* [Information provided]
· · · · ·

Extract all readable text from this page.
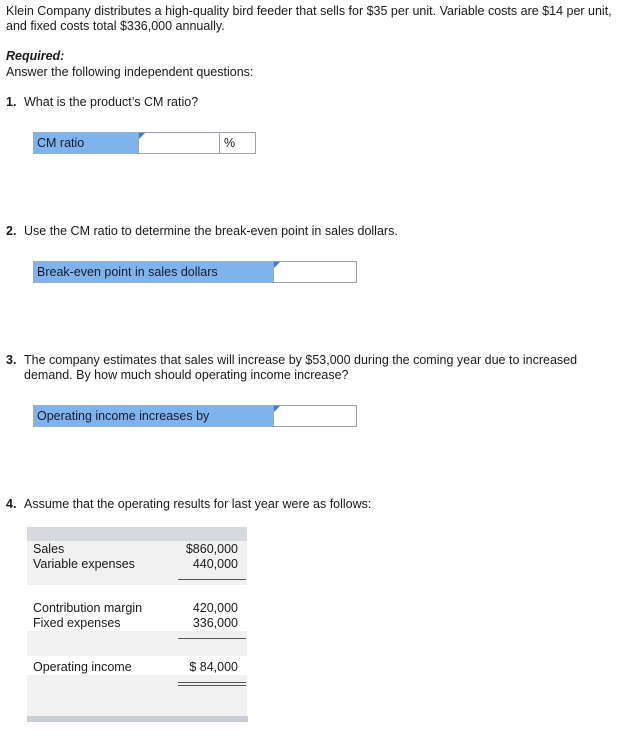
Klein Company distributes a high-quality bird feeder that sells for $35 per unit. Variable costs are $14 per unit, and fixed costs total $336,000 annually.
Required:
Answer the following independent questions:
1. What is the product’s CM ratio?
CM ratio	%
2. Use the CM ratio to determine the break-even point in sales dollars.
Break-even point in sales dollars
3. The company estimates that sales will increase by $53,000 during the coming year due to increased demand. By how much should operating income increase?
Operating income increases by
4. Assume that the operating results for last year were as follows:
Sales	$860,000
Variable expenses	440,000
Contribution margin	420,000
Fixed expenses	336,000
Operating income	$ 84,000
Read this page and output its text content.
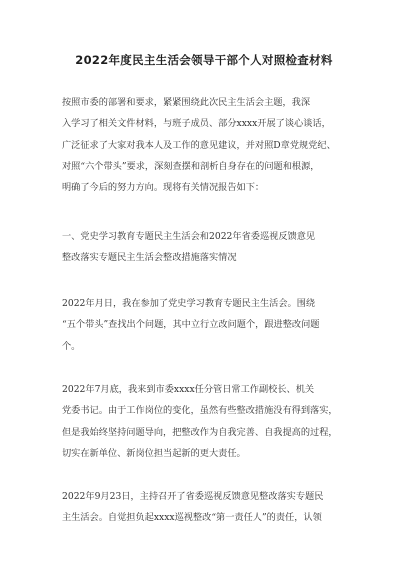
2022年度民主生活会领导干部个人对照检查材料

按照市委的部署和要求，紧紧围绕此次民主生活会主题，我深
入学习了相关文件材料，与班子成员、部分xxxx开展了谈心谈话，
广泛征求了大家对我本人及工作的意见建议，并对照D章党规党纪、
对照“六个带头”要求，深刻查摆和剖析自身存在的问题和根源，
明确了今后的努力方向。现将有关情况报告如下：

一、党史学习教育专题民主生活会和2022年省委巡视反馈意见
整改落实专题民主生活会整改措施落实情况

2022年月日，我在参加了党史学习教育专题民主生活会。围绕
“五个带头”查找出个问题，其中立行立改问题个，跟进整改问题
个。

2022年7月底，我来到市委xxxx任分管日常工作副校长、机关
党委书记。由于工作岗位的变化，虽然有些整改措施没有得到落实，
但是我始终坚持问题导向，把整改作为自我完善、自我提高的过程，
切实在新单位、新岗位担当起新的更大责任。

2022年9月23日，主持召开了省委巡视反馈意见整改落实专题民
主生活会。自觉担负起xxxx巡视整改“第一责任人”的责任，认领
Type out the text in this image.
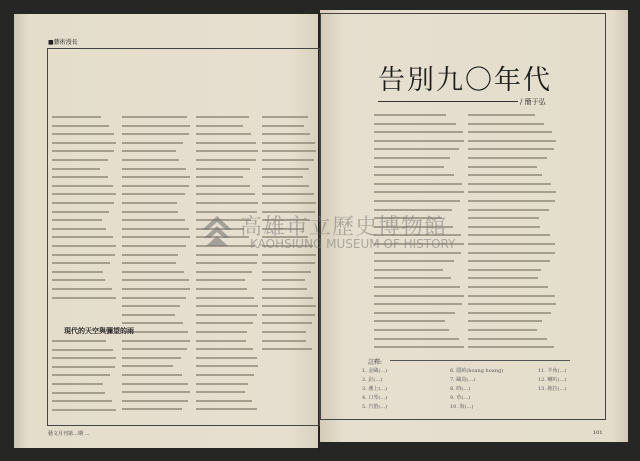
■藝術漫長
現代的天空與彌望的雨
告別九〇年代
/ 簡于弘
註釋:
1. 金鷗(…)
2. 釘(…)
3. 潮上(…)
4. 口琴(…)
5. 汽笛(…)
6. 隱約(hoang hoang)
7. 鷗鳥(…)
8. 時(…)
9. 草(…)
10. 海(…)
11. 羊角(…)
12. 喇叭(…)
13. 拖拉(…)
高雄市立歷史博物館
KAOHSIUNG MUSEUM OF HISTORY
藝文月刊第…期 …	101
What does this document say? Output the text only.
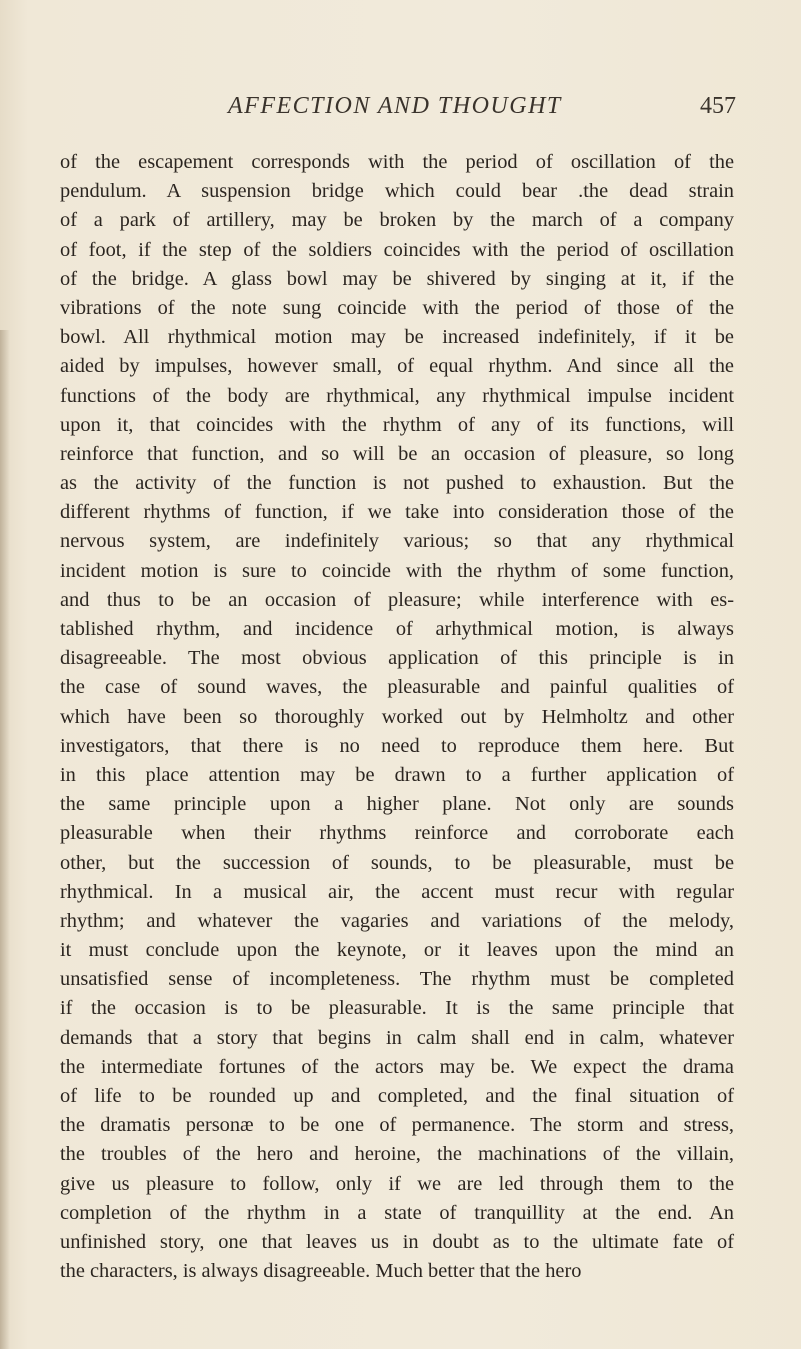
AFFECTION AND THOUGHT	457
of the escapement corresponds with the period of oscillation of the
pendulum. A suspension bridge which could bear .the dead strain
of a park of artillery, may be broken by the march of a company
of foot, if the step of the soldiers coincides with the period of oscillation
of the bridge. A glass bowl may be shivered by singing at it, if the
vibrations of the note sung coincide with the period of those of the
bowl. All rhythmical motion may be increased indefinitely, if it be
aided by impulses, however small, of equal rhythm. And since all the
functions of the body are rhythmical, any rhythmical impulse incident
upon it, that coincides with the rhythm of any of its functions, will
reinforce that function, and so will be an occasion of pleasure, so long
as the activity of the function is not pushed to exhaustion. But the
different rhythms of function, if we take into consideration those of the
nervous system, are indefinitely various; so that any rhythmical
incident motion is sure to coincide with the rhythm of some function,
and thus to be an occasion of pleasure; while interference with es-
tablished rhythm, and incidence of arhythmical motion, is always
disagreeable. The most obvious application of this principle is in
the case of sound waves, the pleasurable and painful qualities of
which have been so thoroughly worked out by Helmholtz and other
investigators, that there is no need to reproduce them here. But
in this place attention may be drawn to a further application of
the same principle upon a higher plane. Not only are sounds
pleasurable when their rhythms reinforce and corroborate each
other, but the succession of sounds, to be pleasurable, must be
rhythmical. In a musical air, the accent must recur with regular
rhythm; and whatever the vagaries and variations of the melody,
it must conclude upon the keynote, or it leaves upon the mind an
unsatisfied sense of incompleteness. The rhythm must be completed
if the occasion is to be pleasurable. It is the same principle that
demands that a story that begins in calm shall end in calm, whatever
the intermediate fortunes of the actors may be. We expect the drama
of life to be rounded up and completed, and the final situation of
the dramatis personæ to be one of permanence. The storm and stress,
the troubles of the hero and heroine, the machinations of the villain,
give us pleasure to follow, only if we are led through them to the
completion of the rhythm in a state of tranquillity at the end. An
unfinished story, one that leaves us in doubt as to the ultimate fate of
the characters, is always disagreeable. Much better that the hero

· · · · ·

* [Directions] Write the listing out a second time exactly, dropping all images.

* [Task answer]
Extract all readable text from this page.
Klein Company distributes a high-quality bird feeder that sells for $35 per unit. Variable costs are $14 per unit, and fixed costs total $336,000 annually.
Required:
Answer the following independent questions:
1. What is the product’s CM ratio?
CM ratio	%
2. Use the CM ratio to determine the break-even point in sales dollars.
Break-even point in sales dollars
3. The company estimates that sales will increase by $53,000 during the coming year due to increased demand. By how much should operating income increase?
Operating income increases by
4. Assume that the operating results for last year were as follows:
Sales	$860,000
Variable expenses	440,000
Contribution margin	420,000
Fixed expenses	336,000
Operating income	$ 84,000
Read this page and output its text content.
2022年度民主生活会领导干部个人对照检查材料

按照市委的部署和要求，紧紧围绕此次民主生活会主题，我深
入学习了相关文件材料，与班子成员、部分xxxx开展了谈心谈话，
广泛征求了大家对我本人及工作的意见建议，并对照D章党规党纪、
对照“六个带头”要求，深刻查摆和剖析自身存在的问题和根源，
明确了今后的努力方向。现将有关情况报告如下：

一、党史学习教育专题民主生活会和2022年省委巡视反馈意见
整改落实专题民主生活会整改措施落实情况

2022年月日，我在参加了党史学习教育专题民主生活会。围绕
“五个带头”查找出个问题，其中立行立改问题个，跟进整改问题
个。

2022年7月底，我来到市委xxxx任分管日常工作副校长、机关
党委书记。由于工作岗位的变化，虽然有些整改措施没有得到落实，
但是我始终坚持问题导向，把整改作为自我完善、自我提高的过程，
切实在新单位、新岗位担当起新的更大责任。

2022年9月23日，主持召开了省委巡视反馈意见整改落实专题民
主生活会。自觉担负起xxxx巡视整改“第一责任人”的责任，认领
Type out the text in this image.
■藝術漫長
現代的天空與彌望的雨
告別九〇年代
/ 簡于弘
註釋:
1. 金鷗(…)
2. 釘(…)
3. 潮上(…)
4. 口琴(…)
5. 汽笛(…)
6. 隱約(hoang hoang)
7. 鷗鳥(…)
8. 時(…)
9. 草(…)
10. 海(…)
11. 羊角(…)
12. 喇叭(…)
13. 拖拉(…)
高雄市立歷史博物館
KAOHSIUNG MUSEUM OF HISTORY
藝文月刊第…期 …	101
What does this document say? Output the text only.
AFFECTION AND THOUGHT	457
of the escapement corresponds with the period of oscillation of the
pendulum. A suspension bridge which could bear .the dead strain
of a park of artillery, may be broken by the march of a company
of foot, if the step of the soldiers coincides with the period of oscillation
of the bridge. A glass bowl may be shivered by singing at it, if the
vibrations of the note sung coincide with the period of those of the
bowl. All rhythmical motion may be increased indefinitely, if it be
aided by impulses, however small, of equal rhythm. And since all the
functions of the body are rhythmical, any rhythmical impulse incident
upon it, that coincides with the rhythm of any of its functions, will
reinforce that function, and so will be an occasion of pleasure, so long
as the activity of the function is not pushed to exhaustion. But the
different rhythms of function, if we take into consideration those of the
nervous system, are indefinitely various; so that any rhythmical
incident motion is sure to coincide with the rhythm of some function,
and thus to be an occasion of pleasure; while interference with es-
tablished rhythm, and incidence of arhythmical motion, is always
disagreeable. The most obvious application of this principle is in
the case of sound waves, the pleasurable and painful qualities of
which have been so thoroughly worked out by Helmholtz and other
investigators, that there is no need to reproduce them here. But
in this place attention may be drawn to a further application of
the same principle upon a higher plane. Not only are sounds
pleasurable when their rhythms reinforce and corroborate each
other, but the succession of sounds, to be pleasurable, must be
rhythmical. In a musical air, the accent must recur with regular
rhythm; and whatever the vagaries and variations of the melody,
it must conclude upon the keynote, or it leaves upon the mind an
unsatisfied sense of incompleteness. The rhythm must be completed
if the occasion is to be pleasurable. It is the same principle that
demands that a story that begins in calm shall end in calm, whatever
the intermediate fortunes of the actors may be. We expect the drama
of life to be rounded up and completed, and the final situation of
the dramatis personæ to be one of permanence. The storm and stress,
the troubles of the hero and heroine, the machinations of the villain,
give us pleasure to follow, only if we are led through them to the
completion of the rhythm in a state of tranquillity at the end. An
unfinished story, one that leaves us in doubt as to the ultimate fate of
the characters, is always disagreeable. Much better that the hero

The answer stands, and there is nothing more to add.